Given problem → Nothing in the data should change when you return it, but leave the pictures out.

* start *

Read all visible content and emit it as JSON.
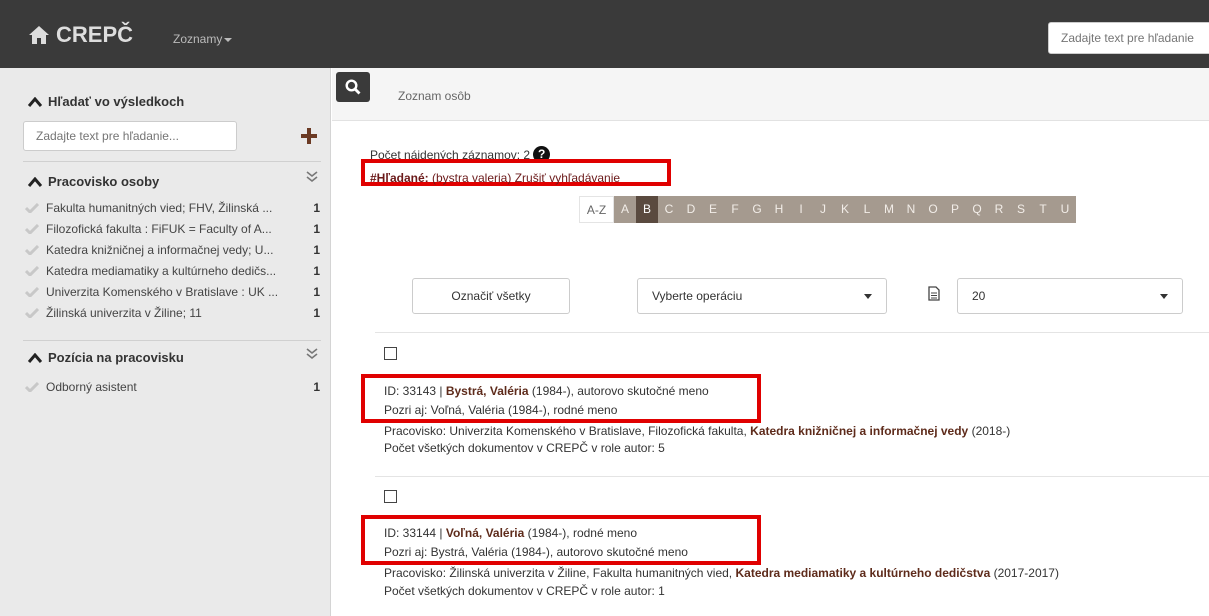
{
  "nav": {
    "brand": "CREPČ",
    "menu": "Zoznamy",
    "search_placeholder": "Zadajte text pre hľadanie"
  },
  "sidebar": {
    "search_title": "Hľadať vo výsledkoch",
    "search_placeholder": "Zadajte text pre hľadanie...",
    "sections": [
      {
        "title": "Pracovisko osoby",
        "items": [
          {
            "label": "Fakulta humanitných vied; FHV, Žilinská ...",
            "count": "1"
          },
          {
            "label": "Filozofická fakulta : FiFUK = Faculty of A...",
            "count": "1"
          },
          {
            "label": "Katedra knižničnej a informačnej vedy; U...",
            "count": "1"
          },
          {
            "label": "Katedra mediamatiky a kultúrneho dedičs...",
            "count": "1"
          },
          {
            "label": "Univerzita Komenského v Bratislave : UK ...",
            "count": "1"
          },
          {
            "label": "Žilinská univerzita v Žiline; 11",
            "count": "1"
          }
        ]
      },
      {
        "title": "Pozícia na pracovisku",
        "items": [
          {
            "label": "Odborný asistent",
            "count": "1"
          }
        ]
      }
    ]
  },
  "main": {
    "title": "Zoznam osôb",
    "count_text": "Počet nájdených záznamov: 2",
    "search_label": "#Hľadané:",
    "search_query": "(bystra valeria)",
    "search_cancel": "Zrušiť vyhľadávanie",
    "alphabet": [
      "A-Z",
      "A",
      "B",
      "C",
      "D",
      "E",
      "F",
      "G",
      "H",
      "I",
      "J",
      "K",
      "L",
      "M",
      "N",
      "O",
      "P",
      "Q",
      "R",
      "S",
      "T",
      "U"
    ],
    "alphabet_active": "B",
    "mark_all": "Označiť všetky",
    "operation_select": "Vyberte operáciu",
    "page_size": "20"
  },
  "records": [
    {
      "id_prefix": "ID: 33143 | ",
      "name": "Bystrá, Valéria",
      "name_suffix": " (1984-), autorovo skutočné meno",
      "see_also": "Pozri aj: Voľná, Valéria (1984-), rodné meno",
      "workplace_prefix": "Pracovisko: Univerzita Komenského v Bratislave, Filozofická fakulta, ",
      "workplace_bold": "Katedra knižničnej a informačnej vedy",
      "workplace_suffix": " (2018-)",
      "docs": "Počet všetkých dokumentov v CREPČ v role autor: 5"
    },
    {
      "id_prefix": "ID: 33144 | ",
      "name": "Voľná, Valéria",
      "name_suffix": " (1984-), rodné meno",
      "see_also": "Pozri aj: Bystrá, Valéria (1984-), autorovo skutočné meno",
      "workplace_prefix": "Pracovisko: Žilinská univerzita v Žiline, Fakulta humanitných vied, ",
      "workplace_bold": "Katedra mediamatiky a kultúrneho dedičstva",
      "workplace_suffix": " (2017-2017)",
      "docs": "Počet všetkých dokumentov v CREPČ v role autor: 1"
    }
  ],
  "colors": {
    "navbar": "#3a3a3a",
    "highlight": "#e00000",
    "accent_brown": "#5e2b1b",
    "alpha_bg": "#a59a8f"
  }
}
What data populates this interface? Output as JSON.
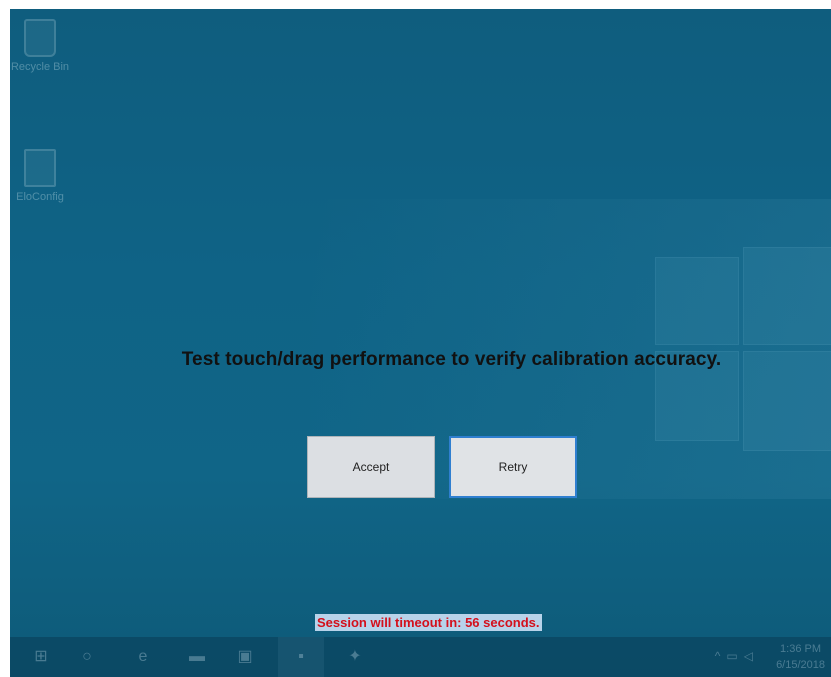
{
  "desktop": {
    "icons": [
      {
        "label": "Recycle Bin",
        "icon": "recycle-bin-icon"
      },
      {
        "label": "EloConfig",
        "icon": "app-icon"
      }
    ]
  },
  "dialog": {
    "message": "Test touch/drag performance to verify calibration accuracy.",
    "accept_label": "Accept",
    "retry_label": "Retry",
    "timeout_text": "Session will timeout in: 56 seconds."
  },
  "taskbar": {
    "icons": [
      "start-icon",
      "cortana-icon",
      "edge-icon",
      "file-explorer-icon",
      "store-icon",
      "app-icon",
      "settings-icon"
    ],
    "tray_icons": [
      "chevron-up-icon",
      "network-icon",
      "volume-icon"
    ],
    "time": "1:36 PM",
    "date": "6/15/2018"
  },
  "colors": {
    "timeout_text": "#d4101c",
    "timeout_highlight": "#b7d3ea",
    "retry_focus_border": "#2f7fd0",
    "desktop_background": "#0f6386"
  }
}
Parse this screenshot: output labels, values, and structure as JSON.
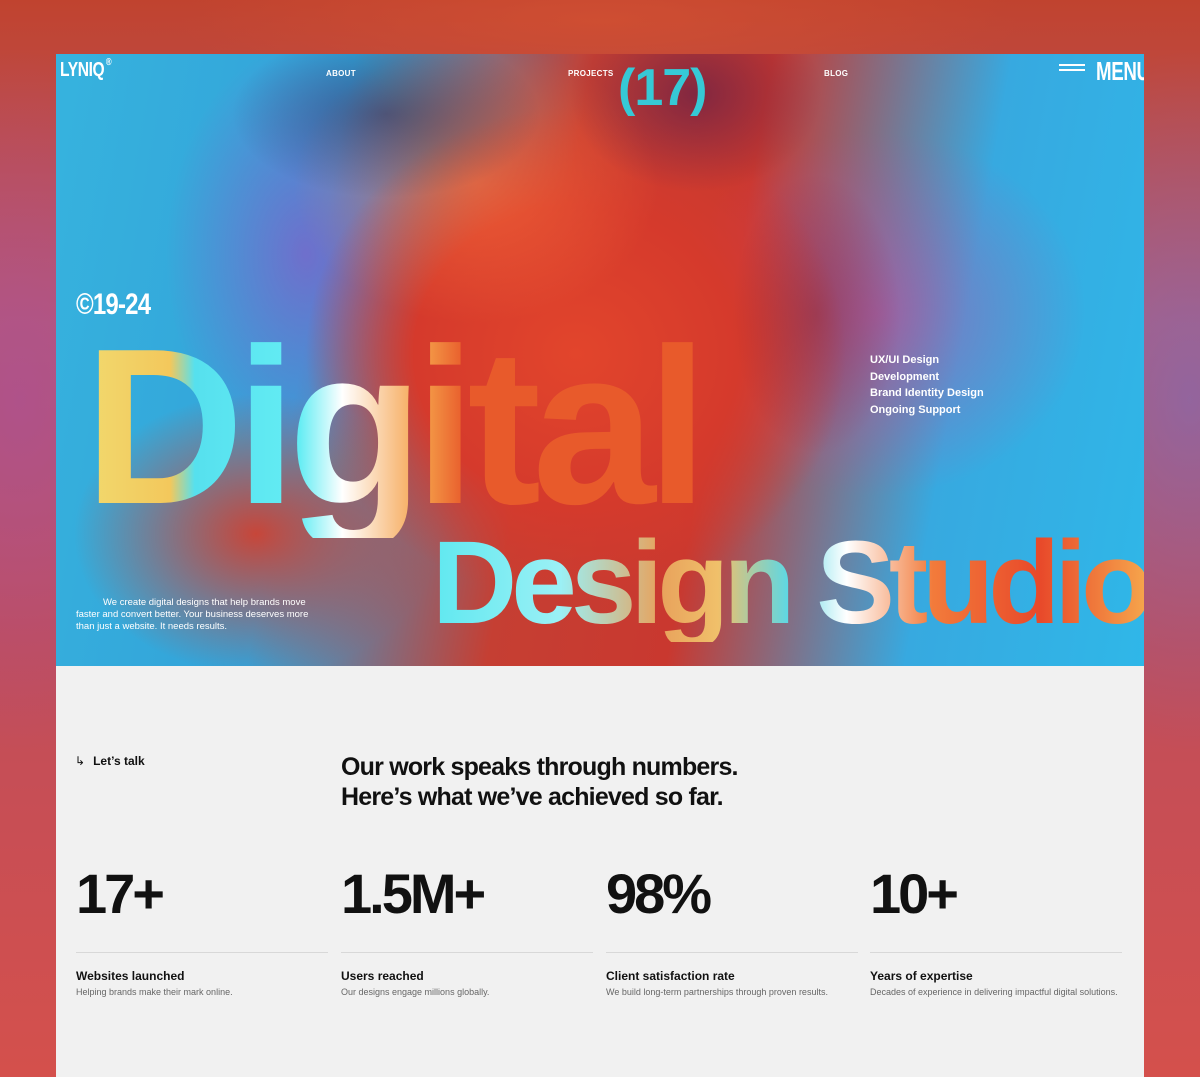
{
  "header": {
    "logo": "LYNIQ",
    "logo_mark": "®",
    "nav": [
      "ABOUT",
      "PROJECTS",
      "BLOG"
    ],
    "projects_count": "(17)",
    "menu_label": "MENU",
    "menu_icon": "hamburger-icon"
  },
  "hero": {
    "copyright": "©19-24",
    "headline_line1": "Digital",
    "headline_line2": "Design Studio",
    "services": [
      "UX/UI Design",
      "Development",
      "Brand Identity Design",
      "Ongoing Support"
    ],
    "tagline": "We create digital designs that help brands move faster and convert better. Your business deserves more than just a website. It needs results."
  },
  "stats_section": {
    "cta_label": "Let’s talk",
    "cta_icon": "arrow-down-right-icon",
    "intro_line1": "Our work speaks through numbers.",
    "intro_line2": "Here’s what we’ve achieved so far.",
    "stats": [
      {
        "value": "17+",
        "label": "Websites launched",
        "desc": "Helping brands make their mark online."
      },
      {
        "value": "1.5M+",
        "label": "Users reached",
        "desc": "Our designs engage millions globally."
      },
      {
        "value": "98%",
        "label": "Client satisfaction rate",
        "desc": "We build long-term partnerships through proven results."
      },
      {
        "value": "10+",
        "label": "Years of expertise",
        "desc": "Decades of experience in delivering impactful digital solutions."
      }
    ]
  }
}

* end *

Expected answer →
Read all visible content and emit it as JSON.
{
  "nav": {
    "brand": "CREPČ",
    "menu": "Zoznamy",
    "search_placeholder": "Zadajte text pre hľadanie"
  },
  "sidebar": {
    "search_title": "Hľadať vo výsledkoch",
    "search_placeholder": "Zadajte text pre hľadanie...",
    "sections": [
      {
        "title": "Pracovisko osoby",
        "items": [
          {
            "label": "Fakulta humanitných vied; FHV, Žilinská ...",
            "count": "1"
          },
          {
            "label": "Filozofická fakulta : FiFUK = Faculty of A...",
            "count": "1"
          },
          {
            "label": "Katedra knižničnej a informačnej vedy; U...",
            "count": "1"
          },
          {
            "label": "Katedra mediamatiky a kultúrneho dedičs...",
            "count": "1"
          },
          {
            "label": "Univerzita Komenského v Bratislave : UK ...",
            "count": "1"
          },
          {
            "label": "Žilinská univerzita v Žiline; 11",
            "count": "1"
          }
        ]
      },
      {
        "title": "Pozícia na pracovisku",
        "items": [
          {
            "label": "Odborný asistent",
            "count": "1"
          }
        ]
      }
    ]
  },
  "main": {
    "title": "Zoznam osôb",
    "count_text": "Počet nájdených záznamov: 2",
    "search_label": "#Hľadané:",
    "search_query": "(bystra valeria)",
    "search_cancel": "Zrušiť vyhľadávanie",
    "alphabet": [
      "A-Z",
      "A",
      "B",
      "C",
      "D",
      "E",
      "F",
      "G",
      "H",
      "I",
      "J",
      "K",
      "L",
      "M",
      "N",
      "O",
      "P",
      "Q",
      "R",
      "S",
      "T",
      "U"
    ],
    "alphabet_active": "B",
    "mark_all": "Označiť všetky",
    "operation_select": "Vyberte operáciu",
    "page_size": "20"
  },
  "records": [
    {
      "id_prefix": "ID: 33143 | ",
      "name": "Bystrá, Valéria",
      "name_suffix": " (1984-), autorovo skutočné meno",
      "see_also": "Pozri aj: Voľná, Valéria (1984-), rodné meno",
      "workplace_prefix": "Pracovisko: Univerzita Komenského v Bratislave, Filozofická fakulta, ",
      "workplace_bold": "Katedra knižničnej a informačnej vedy",
      "workplace_suffix": " (2018-)",
      "docs": "Počet všetkých dokumentov v CREPČ v role autor: 5"
    },
    {
      "id_prefix": "ID: 33144 | ",
      "name": "Voľná, Valéria",
      "name_suffix": " (1984-), rodné meno",
      "see_also": "Pozri aj: Bystrá, Valéria (1984-), autorovo skutočné meno",
      "workplace_prefix": "Pracovisko: Žilinská univerzita v Žiline, Fakulta humanitných vied, ",
      "workplace_bold": "Katedra mediamatiky a kultúrneho dedičstva",
      "workplace_suffix": " (2017-2017)",
      "docs": "Počet všetkých dokumentov v CREPČ v role autor: 1"
    }
  ],
  "colors": {
    "navbar": "#3a3a3a",
    "highlight": "#e00000",
    "accent_brown": "#5e2b1b",
    "alpha_bg": "#a59a8f"
  }
}
What data populates this interface? Output as JSON.
{
  "desktop": {
    "icons": [
      {
        "label": "Recycle Bin",
        "icon": "recycle-bin-icon"
      },
      {
        "label": "EloConfig",
        "icon": "app-icon"
      }
    ]
  },
  "dialog": {
    "message": "Test touch/drag performance to verify calibration accuracy.",
    "accept_label": "Accept",
    "retry_label": "Retry",
    "timeout_text": "Session will timeout in: 56 seconds."
  },
  "taskbar": {
    "icons": [
      "start-icon",
      "cortana-icon",
      "edge-icon",
      "file-explorer-icon",
      "store-icon",
      "app-icon",
      "settings-icon"
    ],
    "tray_icons": [
      "chevron-up-icon",
      "network-icon",
      "volume-icon"
    ],
    "time": "1:36 PM",
    "date": "6/15/2018"
  },
  "colors": {
    "timeout_text": "#d4101c",
    "timeout_highlight": "#b7d3ea",
    "retry_focus_border": "#2f7fd0",
    "desktop_background": "#0f6386"
  }
}
Parse this screenshot: output labels, values, and structure as JSON.
{
  "header": {
    "logo": "LYNIQ",
    "logo_mark": "®",
    "nav": [
      "ABOUT",
      "PROJECTS",
      "BLOG"
    ],
    "projects_count": "(17)",
    "menu_label": "MENU",
    "menu_icon": "hamburger-icon"
  },
  "hero": {
    "copyright": "©19-24",
    "headline_line1": "Digital",
    "headline_line2": "Design Studio",
    "services": [
      "UX/UI Design",
      "Development",
      "Brand Identity Design",
      "Ongoing Support"
    ],
    "tagline": "We create digital designs that help brands move faster and convert better. Your business deserves more than just a website. It needs results."
  },
  "stats_section": {
    "cta_label": "Let’s talk",
    "cta_icon": "arrow-down-right-icon",
    "intro_line1": "Our work speaks through numbers.",
    "intro_line2": "Here’s what we’ve achieved so far.",
    "stats": [
      {
        "value": "17+",
        "label": "Websites launched",
        "desc": "Helping brands make their mark online."
      },
      {
        "value": "1.5M+",
        "label": "Users reached",
        "desc": "Our designs engage millions globally."
      },
      {
        "value": "98%",
        "label": "Client satisfaction rate",
        "desc": "We build long-term partnerships through proven results."
      },
      {
        "value": "10+",
        "label": "Years of expertise",
        "desc": "Decades of experience in delivering impactful digital solutions."
      }
    ]
  }
}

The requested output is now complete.